Extrait du document:
━━━━━━━━━━

Veronica Raimo, Tout faux

L’accent qui chante vous conseille

Tout faux

D

epuis que j’exerce le métier de libraire, on me demande souvent si j’écris. Je réponds alors un peu intimidée que non, je me « limite » simplement à la lecture ; mes interlocuteurs me demandent pourquoi, comme si l’acte de lire était indissociable de celui d’écrire. Je trouve cette idée un peu saugrenue, mais je ne me défile pas et leur révèle toujours les raisons de ce rendez-vous manqué avec l’écriture. Avant tout, la conviction de ne pas en être capable, puisque si c’était le cas, il y a longtemps que j’aurais révélé mon talent. La deuxième raison est que j’ai trop de livres à lire et trop peu de temps à disposition, et la troisième raison est que la vie d’écrivain ne me fait en rien envie, même si à mon âge encore je considère les auteurs à succès comme des « monstres sacrés » à observer de loin.

Donc, je n’écris pas. Mais je m’amuse à classer les livres entre « ceux que j’aurais aimé avoir écrit » et « ceux que je n’aurais pas aimé écrire », une lubie qui semble en contradiction avec les raisons énoncées plus haut, mais dont je n’arrive pas à me défaire : cela m’aide à m’y retrouver dans la montagne de livres lus et encore à lire.

━━━━━━━━━━

Données collectées:
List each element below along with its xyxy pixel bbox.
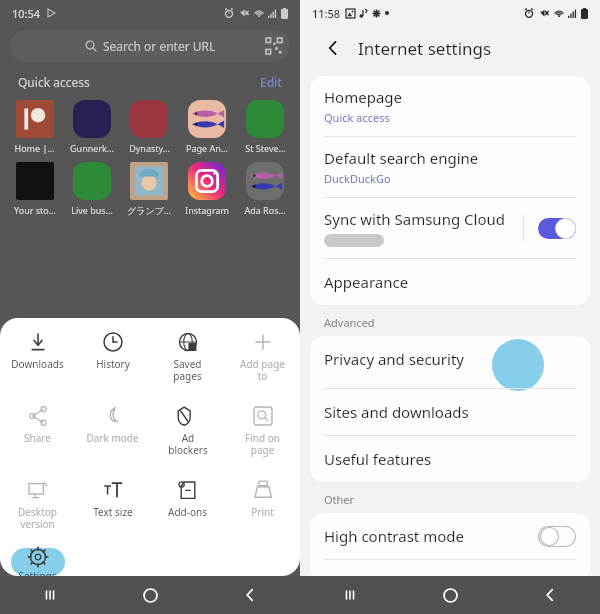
staticText: Search or enter URL bbox=[103, 38, 216, 54]
staticText: Sites and downloads bbox=[324, 402, 469, 422]
staticText: Add-ons bbox=[168, 505, 207, 519]
staticText: 11:58 bbox=[312, 6, 341, 21]
button[interactable]: Home bbox=[400, 576, 500, 614]
button[interactable]: Share bbox=[0, 406, 75, 474]
button[interactable]: Appearance bbox=[310, 259, 590, 305]
button[interactable]: Default search engine bbox=[310, 137, 590, 197]
button[interactable]: Print bbox=[225, 480, 300, 548]
staticText: Dark mode bbox=[86, 431, 139, 445]
staticText: 10:54 bbox=[12, 6, 41, 21]
staticText: Print bbox=[251, 505, 274, 519]
button[interactable]: Add page to bbox=[225, 332, 300, 400]
staticText: Edit bbox=[260, 74, 282, 90]
staticText: Share bbox=[24, 431, 51, 445]
button[interactable]: Dynasty… bbox=[120, 100, 178, 154]
button[interactable]: Your sto… bbox=[6, 162, 63, 216]
staticText: Gunnerk… bbox=[70, 142, 114, 154]
button[interactable]: St Steve… bbox=[236, 100, 294, 154]
button[interactable]: Ada Ros… bbox=[236, 162, 294, 216]
button[interactable]: Add-ons bbox=[150, 480, 225, 548]
button[interactable]: Sites and downloads bbox=[310, 389, 590, 435]
button[interactable]: Dark mode bbox=[75, 406, 150, 474]
staticText: High contrast mode bbox=[324, 526, 464, 546]
staticText: Add page to bbox=[240, 357, 285, 383]
staticText: Sync with Samsung Cloud bbox=[324, 209, 505, 229]
staticText: Text size bbox=[93, 505, 133, 519]
staticText: Ad blockers bbox=[168, 431, 208, 457]
button[interactable]: Edit bbox=[260, 74, 282, 90]
staticText: Privacy and security bbox=[324, 349, 464, 369]
button[interactable]: Back bbox=[200, 576, 300, 614]
button[interactable]: Homepage bbox=[310, 76, 590, 136]
button[interactable]: Toggle bbox=[538, 218, 576, 239]
button[interactable]: Find on page bbox=[225, 406, 300, 474]
button[interactable]: Privacy and security bbox=[310, 336, 590, 382]
button[interactable]: Text size bbox=[75, 480, 150, 548]
button[interactable]: Desktop version bbox=[0, 480, 75, 548]
button[interactable]: Page An… bbox=[178, 100, 236, 154]
button[interactable]: Search or enter URL bbox=[10, 30, 290, 62]
staticText: Your sto… bbox=[14, 204, 56, 216]
staticText: Page An… bbox=[186, 142, 228, 154]
button[interactable]: History bbox=[75, 332, 150, 400]
staticText: Downloads bbox=[11, 357, 64, 371]
staticText: Useful features bbox=[324, 449, 432, 469]
button[interactable]: Ad blockers bbox=[150, 406, 225, 474]
staticText: Find on page bbox=[245, 431, 280, 457]
staticText: Other bbox=[324, 492, 355, 507]
staticText: Live bus… bbox=[71, 204, 113, 216]
staticText: Advanced bbox=[324, 315, 375, 330]
staticText: Quick access bbox=[18, 74, 90, 90]
button[interactable]: Recents bbox=[0, 576, 100, 614]
staticText: Homepage bbox=[324, 87, 403, 107]
button[interactable]: Toggle bbox=[538, 526, 576, 547]
button[interactable]: Recents bbox=[300, 576, 400, 614]
button[interactable]: Back bbox=[320, 35, 346, 61]
button[interactable]: グランプ… bbox=[120, 162, 178, 216]
staticText: Home |… bbox=[14, 142, 55, 154]
staticText: DuckDuckGo bbox=[324, 171, 391, 186]
button[interactable]: Back bbox=[500, 576, 600, 614]
button[interactable]: Sync with Samsung Cloud bbox=[310, 198, 590, 258]
staticText: グランプ… bbox=[127, 204, 171, 216]
button[interactable]: Instagram bbox=[178, 162, 236, 216]
staticText: Quick access bbox=[324, 110, 390, 125]
button[interactable]: Downloads bbox=[0, 332, 75, 400]
staticText: St Steve… bbox=[245, 142, 286, 154]
staticText: Settings bbox=[18, 569, 57, 576]
staticText: Desktop version bbox=[18, 505, 57, 531]
button[interactable]: High contrast mode bbox=[310, 513, 590, 559]
button[interactable]: Live bus… bbox=[63, 162, 120, 216]
staticText: Dynasty… bbox=[129, 142, 170, 154]
staticText: Default search engine bbox=[324, 148, 479, 168]
button[interactable]: Home bbox=[100, 576, 200, 614]
button[interactable]: Useful features bbox=[310, 436, 590, 482]
button[interactable]: Home |… bbox=[6, 100, 63, 154]
staticText: History bbox=[96, 357, 130, 371]
staticText: Internet settings bbox=[358, 37, 492, 60]
button[interactable]: Gunnerk… bbox=[63, 100, 120, 154]
button[interactable]: Saved pages bbox=[150, 332, 225, 400]
button[interactable]: Settings bbox=[0, 548, 75, 576]
button[interactable]: Scan QR code bbox=[266, 38, 282, 54]
staticText: Instagram bbox=[185, 204, 229, 216]
staticText: Saved pages bbox=[173, 357, 202, 383]
staticText: Ada Ros… bbox=[244, 204, 286, 216]
staticText: Appearance bbox=[324, 272, 409, 292]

━━━━━━━━━━

Consigne A: D'après l'extrait du document, quelle est la deuxième raison donnée pour ne pas écrire ?
Consigne B: Réécris en liste numérotée tout ce qui va, dans la liste, de la ligne contenant « staticText: Search or » jusqu'à la ligne contenant « staticText: Downloads bbox=[11, 357, 64, 371] », ces deux lignes comprises, sans les lignes vides.

Réponse attendue A: Il y a trop de livres à lire et trop peu de temps à disposition.

Réponse attendue B:
1. staticText: Search or enter URL bbox=[103, 38, 216, 54]
2. staticText: Sites and downloads bbox=[324, 402, 469, 422]
3. staticText: Add-ons bbox=[168, 505, 207, 519]
4. staticText: 11:58 bbox=[312, 6, 341, 21]
5. button[interactable]: Home bbox=[400, 576, 500, 614]
6. button[interactable]: Share bbox=[0, 406, 75, 474]
7. button[interactable]: Appearance bbox=[310, 259, 590, 305]
8. button[interactable]: Default search engine bbox=[310, 137, 590, 197]
9. button[interactable]: Print bbox=[225, 480, 300, 548]
10. staticText: Dark mode bbox=[86, 431, 139, 445]
11. staticText: 10:54 bbox=[12, 6, 41, 21]
12. staticText: Print bbox=[251, 505, 274, 519]
13. button[interactable]: Add page to bbox=[225, 332, 300, 400]
14. staticText: Edit bbox=[260, 74, 282, 90]
15. staticText: Share bbox=[24, 431, 51, 445]
16. button[interactable]: Dynasty… bbox=[120, 100, 178, 154]
17. button[interactable]: Your sto… bbox=[6, 162, 63, 216]
18. staticText: Gunnerk… bbox=[70, 142, 114, 154]
19. button[interactable]: St Steve… bbox=[236, 100, 294, 154]
20. button[interactable]: Ada Ros… bbox=[236, 162, 294, 216]
21. button[interactable]: Add-ons bbox=[150, 480, 225, 548]
22. button[interactable]: Sites and downloads bbox=[310, 389, 590, 435]
23. button[interactable]: Dark mode bbox=[75, 406, 150, 474]
24. staticText: High contrast mode bbox=[324, 526, 464, 546]
25. staticText: Add page to bbox=[240, 357, 285, 383]
26. staticText: Sync with Samsung Cloud bbox=[324, 209, 505, 229]
27. staticText: Text size bbox=[93, 505, 133, 519]
28. staticText: Ad blockers bbox=[168, 431, 208, 457]
29. button[interactable]: Edit bbox=[260, 74, 282, 90]
30. staticText: Privacy and security bbox=[324, 349, 464, 369]
31. button[interactable]: Back bbox=[200, 576, 300, 614]
32. button[interactable]: Homepage bbox=[310, 76, 590, 136]
33. button[interactable]: Toggle bbox=[538, 218, 576, 239]
34. button[interactable]: Find on page bbox=[225, 406, 300, 474]
35. button[interactable]: Privacy and security bbox=[310, 336, 590, 382]
36. button[interactable]: Text size bbox=[75, 480, 150, 548]
37. button[interactable]: Desktop version bbox=[0, 480, 75, 548]
38. button[interactable]: Page An… bbox=[178, 100, 236, 154]
39. button[interactable]: Search or enter URL bbox=[10, 30, 290, 62]
40. staticText: Your sto… bbox=[14, 204, 56, 216]
41. staticText: Page An… bbox=[186, 142, 228, 154]
42. button[interactable]: History bbox=[75, 332, 150, 400]
43. staticText: Downloads bbox=[11, 357, 64, 371]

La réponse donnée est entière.